Requirement: Take the line containing "Reverse-engineer this chart into JSON." and every line after it to the end of the material below; reproduce them exactly, without pictures.

[Records about charts and figures]
* BEGIN *
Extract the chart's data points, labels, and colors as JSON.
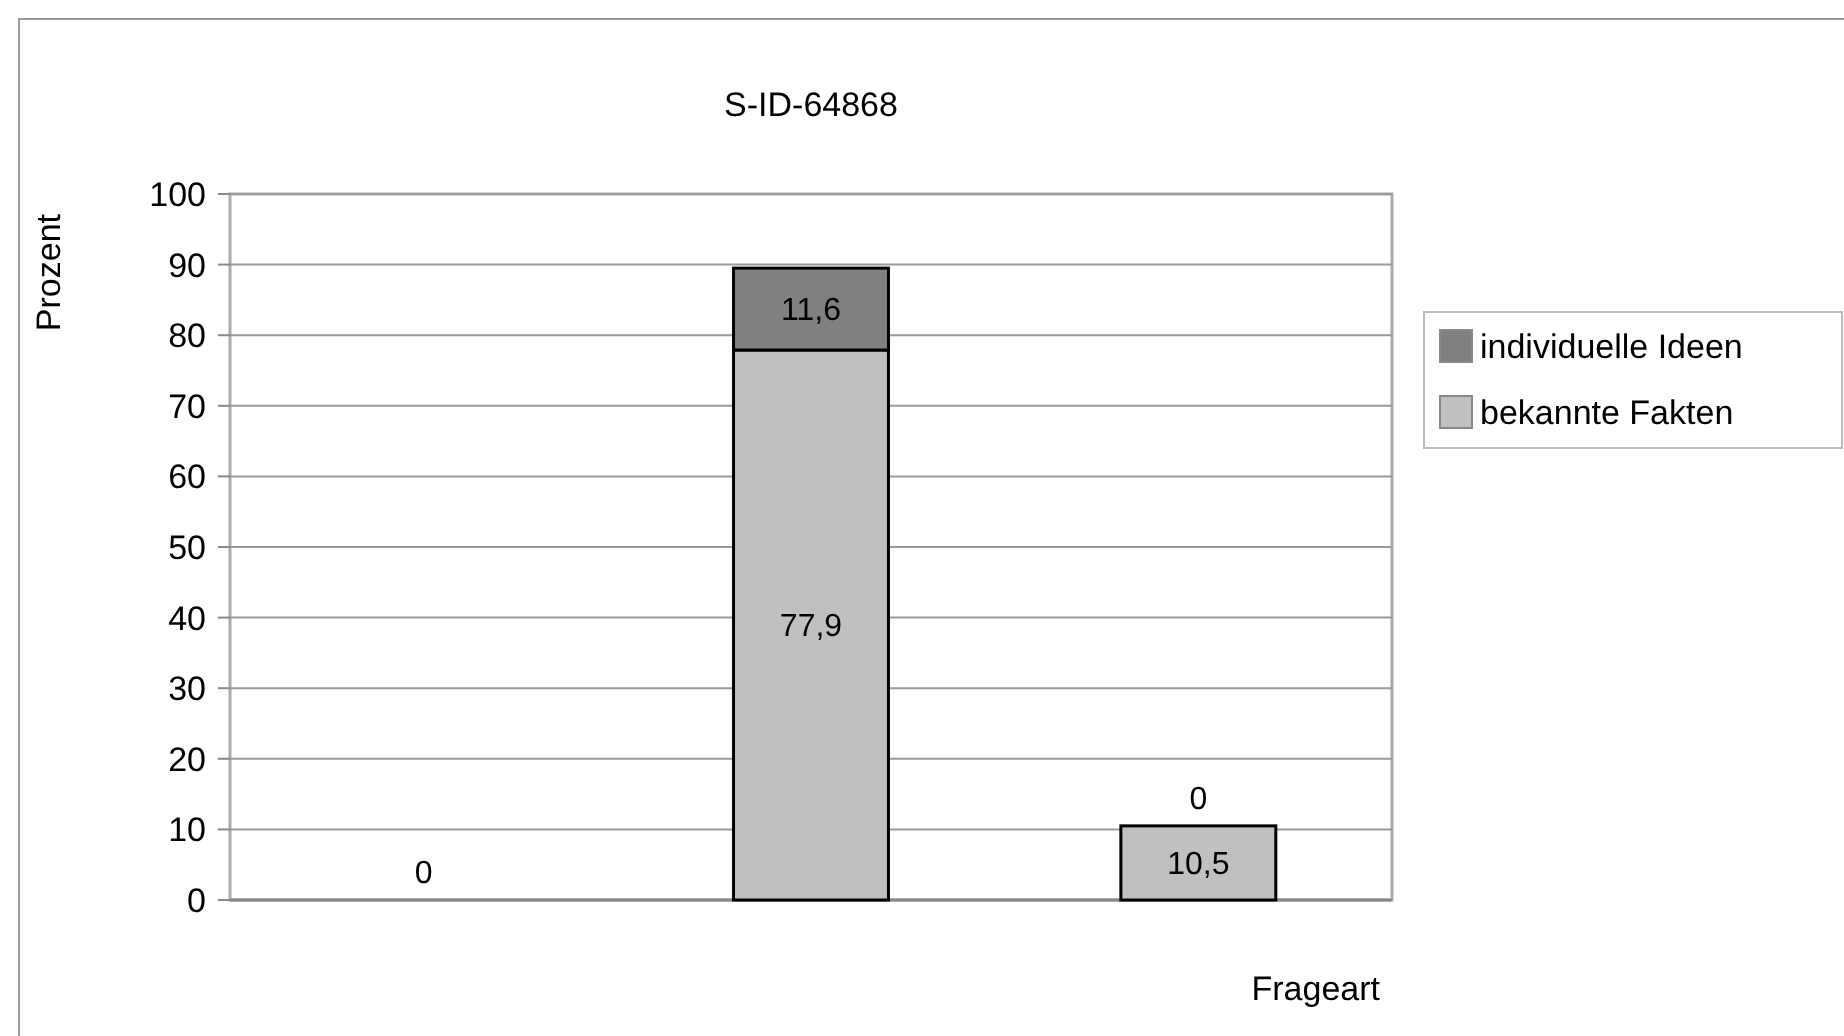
{
  "chart_data": {
    "type": "bar",
    "title": "S-ID-64868",
    "xlabel": "Frageart",
    "ylabel": "Prozent",
    "categories": [
      null,
      null,
      null
    ],
    "stacked": true,
    "ylim": [
      0,
      100
    ],
    "yticks": [
      0,
      10,
      20,
      30,
      40,
      50,
      60,
      70,
      80,
      90,
      100
    ],
    "grid": "y",
    "legend": "right",
    "series": [
      {
        "name": "bekannte Fakten",
        "color": "#c0c0c0",
        "values": [
          0,
          77.9,
          10.5
        ],
        "value_labels": [
          "0",
          "77,9",
          "10,5"
        ]
      },
      {
        "name": "individuelle Ideen",
        "color": "#808080",
        "values": [
          0,
          11.6,
          0
        ],
        "value_labels": [
          null,
          "11,6",
          "0"
        ]
      }
    ]
  }
}
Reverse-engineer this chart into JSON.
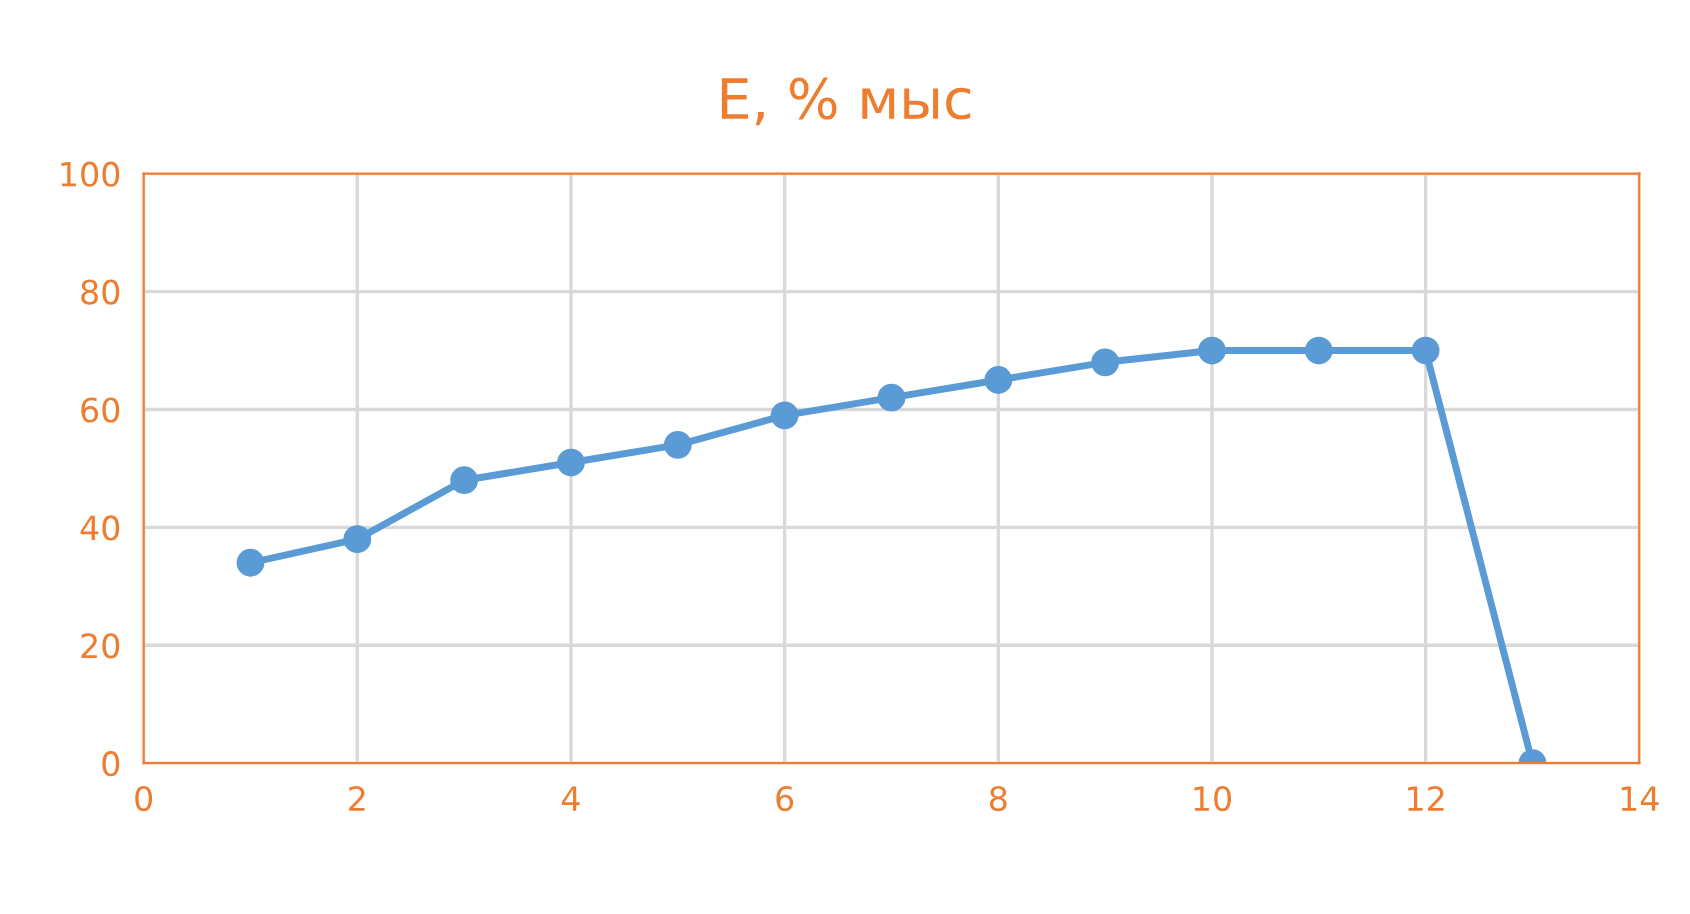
{
  "chart_data": {
    "type": "line",
    "title": "E, % мыс",
    "x": [
      1,
      2,
      3,
      4,
      5,
      6,
      7,
      8,
      9,
      10,
      11,
      12,
      13
    ],
    "series": [
      {
        "color": "#5b9bd5",
        "values": [
          34,
          38,
          48,
          51,
          54,
          59,
          62,
          65,
          68,
          70,
          70,
          70,
          0
        ]
      }
    ],
    "xlim": [
      0,
      14
    ],
    "xticks": [
      0,
      2,
      4,
      6,
      8,
      10,
      12,
      14
    ],
    "ylim": [
      0,
      100
    ],
    "yticks": [
      0,
      20,
      40,
      60,
      80,
      100
    ],
    "grid": true,
    "marker": "circle",
    "line_style": "solid",
    "legend": false
  }
}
* END *
Exercise result:
Reverse-engineer this chart into JSON.
{
  "chart_data": {
    "type": "line",
    "title": "E, % мыс",
    "x": [
      1,
      2,
      3,
      4,
      5,
      6,
      7,
      8,
      9,
      10,
      11,
      12,
      13
    ],
    "series": [
      {
        "color": "#5b9bd5",
        "values": [
          34,
          38,
          48,
          51,
          54,
          59,
          62,
          65,
          68,
          70,
          70,
          70,
          0
        ]
      }
    ],
    "xlim": [
      0,
      14
    ],
    "xticks": [
      0,
      2,
      4,
      6,
      8,
      10,
      12,
      14
    ],
    "ylim": [
      0,
      100
    ],
    "yticks": [
      0,
      20,
      40,
      60,
      80,
      100
    ],
    "grid": true,
    "marker": "circle",
    "line_style": "solid",
    "legend": false
  }
}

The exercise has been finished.